[Work to complete]
The data below must be copied in full and without any change.
-- START OF Working data --
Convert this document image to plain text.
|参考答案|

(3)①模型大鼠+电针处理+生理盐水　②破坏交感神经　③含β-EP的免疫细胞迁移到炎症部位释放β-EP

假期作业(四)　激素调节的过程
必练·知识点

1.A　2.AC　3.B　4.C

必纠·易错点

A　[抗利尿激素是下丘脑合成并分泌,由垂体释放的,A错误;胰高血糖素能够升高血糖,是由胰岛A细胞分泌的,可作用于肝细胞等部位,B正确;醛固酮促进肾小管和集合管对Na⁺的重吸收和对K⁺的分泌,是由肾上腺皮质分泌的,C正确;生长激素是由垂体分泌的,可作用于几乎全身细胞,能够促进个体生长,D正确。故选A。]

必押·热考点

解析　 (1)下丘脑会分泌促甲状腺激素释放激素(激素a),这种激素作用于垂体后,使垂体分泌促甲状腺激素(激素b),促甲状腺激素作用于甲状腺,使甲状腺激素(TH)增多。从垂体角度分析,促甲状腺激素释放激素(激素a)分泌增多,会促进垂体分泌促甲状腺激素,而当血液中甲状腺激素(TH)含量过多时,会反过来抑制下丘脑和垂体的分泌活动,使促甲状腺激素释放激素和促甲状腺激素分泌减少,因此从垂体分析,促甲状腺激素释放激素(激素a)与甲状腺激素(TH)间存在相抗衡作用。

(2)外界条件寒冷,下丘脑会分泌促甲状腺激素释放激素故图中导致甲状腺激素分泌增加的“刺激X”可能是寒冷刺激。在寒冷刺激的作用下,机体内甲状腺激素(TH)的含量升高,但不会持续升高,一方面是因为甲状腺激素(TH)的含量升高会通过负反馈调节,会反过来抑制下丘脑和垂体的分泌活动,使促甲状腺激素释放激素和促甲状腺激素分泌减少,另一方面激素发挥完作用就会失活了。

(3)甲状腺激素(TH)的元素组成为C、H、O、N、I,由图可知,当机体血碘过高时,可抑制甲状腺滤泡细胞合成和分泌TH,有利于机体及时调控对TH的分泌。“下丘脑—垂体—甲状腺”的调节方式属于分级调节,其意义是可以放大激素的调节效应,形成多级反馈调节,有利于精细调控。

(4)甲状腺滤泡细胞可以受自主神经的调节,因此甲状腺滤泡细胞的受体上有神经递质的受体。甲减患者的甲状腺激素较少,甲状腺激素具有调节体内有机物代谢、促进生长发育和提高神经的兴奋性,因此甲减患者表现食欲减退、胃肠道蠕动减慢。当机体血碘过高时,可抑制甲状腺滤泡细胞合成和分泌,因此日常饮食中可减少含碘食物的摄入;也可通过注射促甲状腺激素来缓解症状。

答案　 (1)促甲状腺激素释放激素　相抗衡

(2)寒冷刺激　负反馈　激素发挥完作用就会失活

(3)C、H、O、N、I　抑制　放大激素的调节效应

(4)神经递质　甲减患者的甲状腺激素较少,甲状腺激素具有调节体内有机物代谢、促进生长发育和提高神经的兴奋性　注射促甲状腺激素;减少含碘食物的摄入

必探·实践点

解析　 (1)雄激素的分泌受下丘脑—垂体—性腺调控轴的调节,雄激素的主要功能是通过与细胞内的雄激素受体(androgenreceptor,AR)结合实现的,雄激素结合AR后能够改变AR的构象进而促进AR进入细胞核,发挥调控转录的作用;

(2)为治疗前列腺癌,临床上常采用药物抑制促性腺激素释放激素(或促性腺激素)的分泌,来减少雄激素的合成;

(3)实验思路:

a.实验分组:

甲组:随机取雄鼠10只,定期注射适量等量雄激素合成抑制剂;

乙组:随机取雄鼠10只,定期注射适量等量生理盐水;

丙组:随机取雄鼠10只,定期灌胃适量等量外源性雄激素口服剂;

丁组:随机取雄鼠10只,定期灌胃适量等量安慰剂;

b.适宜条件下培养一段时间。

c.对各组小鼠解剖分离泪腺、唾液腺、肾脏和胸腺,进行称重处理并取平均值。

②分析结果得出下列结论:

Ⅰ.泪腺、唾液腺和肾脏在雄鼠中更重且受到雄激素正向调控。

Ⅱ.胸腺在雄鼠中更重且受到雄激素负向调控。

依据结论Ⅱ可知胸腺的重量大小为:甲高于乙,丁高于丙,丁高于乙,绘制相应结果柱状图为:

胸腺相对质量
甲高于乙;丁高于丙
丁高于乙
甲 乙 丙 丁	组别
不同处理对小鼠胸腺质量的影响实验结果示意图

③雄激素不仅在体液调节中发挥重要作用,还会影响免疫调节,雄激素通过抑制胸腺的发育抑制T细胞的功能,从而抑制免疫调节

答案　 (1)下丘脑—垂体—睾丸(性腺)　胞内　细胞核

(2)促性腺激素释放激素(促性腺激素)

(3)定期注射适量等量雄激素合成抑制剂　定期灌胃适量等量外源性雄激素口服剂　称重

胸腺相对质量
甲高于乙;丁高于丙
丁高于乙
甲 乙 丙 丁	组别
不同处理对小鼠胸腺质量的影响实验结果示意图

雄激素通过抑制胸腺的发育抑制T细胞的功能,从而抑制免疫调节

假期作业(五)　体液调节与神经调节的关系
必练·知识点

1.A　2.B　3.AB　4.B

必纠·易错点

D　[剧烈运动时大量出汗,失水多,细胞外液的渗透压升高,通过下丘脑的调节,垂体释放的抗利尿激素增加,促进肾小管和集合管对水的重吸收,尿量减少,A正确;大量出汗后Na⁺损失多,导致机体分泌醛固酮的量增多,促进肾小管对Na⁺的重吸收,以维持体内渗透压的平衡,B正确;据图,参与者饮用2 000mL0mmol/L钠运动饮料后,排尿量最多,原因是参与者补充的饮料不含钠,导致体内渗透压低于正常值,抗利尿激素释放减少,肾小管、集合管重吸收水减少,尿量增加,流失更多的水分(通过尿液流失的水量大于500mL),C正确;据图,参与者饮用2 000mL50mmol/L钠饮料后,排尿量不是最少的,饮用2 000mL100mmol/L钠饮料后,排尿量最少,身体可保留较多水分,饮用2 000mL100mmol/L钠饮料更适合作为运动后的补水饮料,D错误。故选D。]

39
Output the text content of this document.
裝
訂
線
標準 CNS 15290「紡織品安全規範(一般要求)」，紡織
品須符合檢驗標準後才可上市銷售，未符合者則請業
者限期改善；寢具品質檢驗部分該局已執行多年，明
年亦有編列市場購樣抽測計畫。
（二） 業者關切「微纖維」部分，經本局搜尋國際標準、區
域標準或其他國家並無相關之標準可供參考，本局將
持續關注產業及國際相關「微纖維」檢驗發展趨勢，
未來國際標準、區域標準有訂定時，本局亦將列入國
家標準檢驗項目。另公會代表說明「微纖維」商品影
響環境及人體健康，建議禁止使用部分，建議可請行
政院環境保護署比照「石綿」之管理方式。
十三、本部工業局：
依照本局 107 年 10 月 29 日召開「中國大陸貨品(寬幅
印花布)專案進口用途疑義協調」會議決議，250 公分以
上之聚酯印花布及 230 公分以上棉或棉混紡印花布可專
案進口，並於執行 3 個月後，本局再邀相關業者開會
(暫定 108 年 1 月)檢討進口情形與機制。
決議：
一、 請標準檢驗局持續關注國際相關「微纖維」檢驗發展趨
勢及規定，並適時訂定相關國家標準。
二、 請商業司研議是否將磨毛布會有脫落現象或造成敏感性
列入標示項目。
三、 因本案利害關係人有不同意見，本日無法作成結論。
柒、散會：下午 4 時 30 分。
-- END OF Working data --
[Result]
Convert this document image to plain text.
|参考答案|

(3)①模型大鼠+电针处理+生理盐水　②破坏交感神经　③含β-EP的免疫细胞迁移到炎症部位释放β-EP

假期作业(四)　激素调节的过程
必练·知识点

1.A　2.AC　3.B　4.C

必纠·易错点

A　[抗利尿激素是下丘脑合成并分泌,由垂体释放的,A错误;胰高血糖素能够升高血糖,是由胰岛A细胞分泌的,可作用于肝细胞等部位,B正确;醛固酮促进肾小管和集合管对Na⁺的重吸收和对K⁺的分泌,是由肾上腺皮质分泌的,C正确;生长激素是由垂体分泌的,可作用于几乎全身细胞,能够促进个体生长,D正确。故选A。]

必押·热考点

解析　 (1)下丘脑会分泌促甲状腺激素释放激素(激素a),这种激素作用于垂体后,使垂体分泌促甲状腺激素(激素b),促甲状腺激素作用于甲状腺,使甲状腺激素(TH)增多。从垂体角度分析,促甲状腺激素释放激素(激素a)分泌增多,会促进垂体分泌促甲状腺激素,而当血液中甲状腺激素(TH)含量过多时,会反过来抑制下丘脑和垂体的分泌活动,使促甲状腺激素释放激素和促甲状腺激素分泌减少,因此从垂体分析,促甲状腺激素释放激素(激素a)与甲状腺激素(TH)间存在相抗衡作用。

(2)外界条件寒冷,下丘脑会分泌促甲状腺激素释放激素故图中导致甲状腺激素分泌增加的“刺激X”可能是寒冷刺激。在寒冷刺激的作用下,机体内甲状腺激素(TH)的含量升高,但不会持续升高,一方面是因为甲状腺激素(TH)的含量升高会通过负反馈调节,会反过来抑制下丘脑和垂体的分泌活动,使促甲状腺激素释放激素和促甲状腺激素分泌减少,另一方面激素发挥完作用就会失活了。

(3)甲状腺激素(TH)的元素组成为C、H、O、N、I,由图可知,当机体血碘过高时,可抑制甲状腺滤泡细胞合成和分泌TH,有利于机体及时调控对TH的分泌。“下丘脑—垂体—甲状腺”的调节方式属于分级调节,其意义是可以放大激素的调节效应,形成多级反馈调节,有利于精细调控。

(4)甲状腺滤泡细胞可以受自主神经的调节,因此甲状腺滤泡细胞的受体上有神经递质的受体。甲减患者的甲状腺激素较少,甲状腺激素具有调节体内有机物代谢、促进生长发育和提高神经的兴奋性,因此甲减患者表现食欲减退、胃肠道蠕动减慢。当机体血碘过高时,可抑制甲状腺滤泡细胞合成和分泌,因此日常饮食中可减少含碘食物的摄入;也可通过注射促甲状腺激素来缓解症状。

答案　 (1)促甲状腺激素释放激素　相抗衡

(2)寒冷刺激　负反馈　激素发挥完作用就会失活

(3)C、H、O、N、I　抑制　放大激素的调节效应

(4)神经递质　甲减患者的甲状腺激素较少,甲状腺激素具有调节体内有机物代谢、促进生长发育和提高神经的兴奋性　注射促甲状腺激素;减少含碘食物的摄入

必探·实践点

解析　 (1)雄激素的分泌受下丘脑—垂体—性腺调控轴的调节,雄激素的主要功能是通过与细胞内的雄激素受体(androgenreceptor,AR)结合实现的,雄激素结合AR后能够改变AR的构象进而促进AR进入细胞核,发挥调控转录的作用;

(2)为治疗前列腺癌,临床上常采用药物抑制促性腺激素释放激素(或促性腺激素)的分泌,来减少雄激素的合成;

(3)实验思路:

a.实验分组:

甲组:随机取雄鼠10只,定期注射适量等量雄激素合成抑制剂;

乙组:随机取雄鼠10只,定期注射适量等量生理盐水;

丙组:随机取雄鼠10只,定期灌胃适量等量外源性雄激素口服剂;

丁组:随机取雄鼠10只,定期灌胃适量等量安慰剂;

b.适宜条件下培养一段时间。

c.对各组小鼠解剖分离泪腺、唾液腺、肾脏和胸腺,进行称重处理并取平均值。

②分析结果得出下列结论:

Ⅰ.泪腺、唾液腺和肾脏在雄鼠中更重且受到雄激素正向调控。

Ⅱ.胸腺在雄鼠中更重且受到雄激素负向调控。

依据结论Ⅱ可知胸腺的重量大小为:甲高于乙,丁高于丙,丁高于乙,绘制相应结果柱状图为:

胸腺相对质量
甲高于乙;丁高于丙
丁高于乙
甲 乙 丙 丁	组别
不同处理对小鼠胸腺质量的影响实验结果示意图

③雄激素不仅在体液调节中发挥重要作用,还会影响免疫调节,雄激素通过抑制胸腺的发育抑制T细胞的功能,从而抑制免疫调节

答案　 (1)下丘脑—垂体—睾丸(性腺)　胞内　细胞核

(2)促性腺激素释放激素(促性腺激素)

(3)定期注射适量等量雄激素合成抑制剂　定期灌胃适量等量外源性雄激素口服剂　称重

胸腺相对质量
甲高于乙;丁高于丙
丁高于乙
甲 乙 丙 丁	组别
不同处理对小鼠胸腺质量的影响实验结果示意图

雄激素通过抑制胸腺的发育抑制T细胞的功能,从而抑制免疫调节

假期作业(五)　体液调节与神经调节的关系
必练·知识点

1.A　2.B　3.AB　4.B

必纠·易错点

D　[剧烈运动时大量出汗,失水多,细胞外液的渗透压升高,通过下丘脑的调节,垂体释放的抗利尿激素增加,促进肾小管和集合管对水的重吸收,尿量减少,A正确;大量出汗后Na⁺损失多,导致机体分泌醛固酮的量增多,促进肾小管对Na⁺的重吸收,以维持体内渗透压的平衡,B正确;据图,参与者饮用2 000mL0mmol/L钠运动饮料后,排尿量最多,原因是参与者补充的饮料不含钠,导致体内渗透压低于正常值,抗利尿激素释放减少,肾小管、集合管重吸收水减少,尿量增加,流失更多的水分(通过尿液流失的水量大于500mL),C正确;据图,参与者饮用2 000mL50mmol/L钠饮料后,排尿量不是最少的,饮用2 000mL100mmol/L钠饮料后,排尿量最少,身体可保留较多水分,饮用2 000mL100mmol/L钠饮料更适合作为运动后的补水饮料,D错误。故选D。]

39
Output the text content of this document.
裝
訂
線
標準 CNS 15290「紡織品安全規範(一般要求)」，紡織
品須符合檢驗標準後才可上市銷售，未符合者則請業
者限期改善；寢具品質檢驗部分該局已執行多年，明
年亦有編列市場購樣抽測計畫。
（二） 業者關切「微纖維」部分，經本局搜尋國際標準、區
域標準或其他國家並無相關之標準可供參考，本局將
持續關注產業及國際相關「微纖維」檢驗發展趨勢，
未來國際標準、區域標準有訂定時，本局亦將列入國
家標準檢驗項目。另公會代表說明「微纖維」商品影
響環境及人體健康，建議禁止使用部分，建議可請行
政院環境保護署比照「石綿」之管理方式。
十三、本部工業局：
依照本局 107 年 10 月 29 日召開「中國大陸貨品(寬幅
印花布)專案進口用途疑義協調」會議決議，250 公分以
上之聚酯印花布及 230 公分以上棉或棉混紡印花布可專
案進口，並於執行 3 個月後，本局再邀相關業者開會
(暫定 108 年 1 月)檢討進口情形與機制。
決議：
一、 請標準檢驗局持續關注國際相關「微纖維」檢驗發展趨
勢及規定，並適時訂定相關國家標準。
二、 請商業司研議是否將磨毛布會有脫落現象或造成敏感性
列入標示項目。
三、 因本案利害關係人有不同意見，本日無法作成結論。
柒、散會：下午 4 時 30 分。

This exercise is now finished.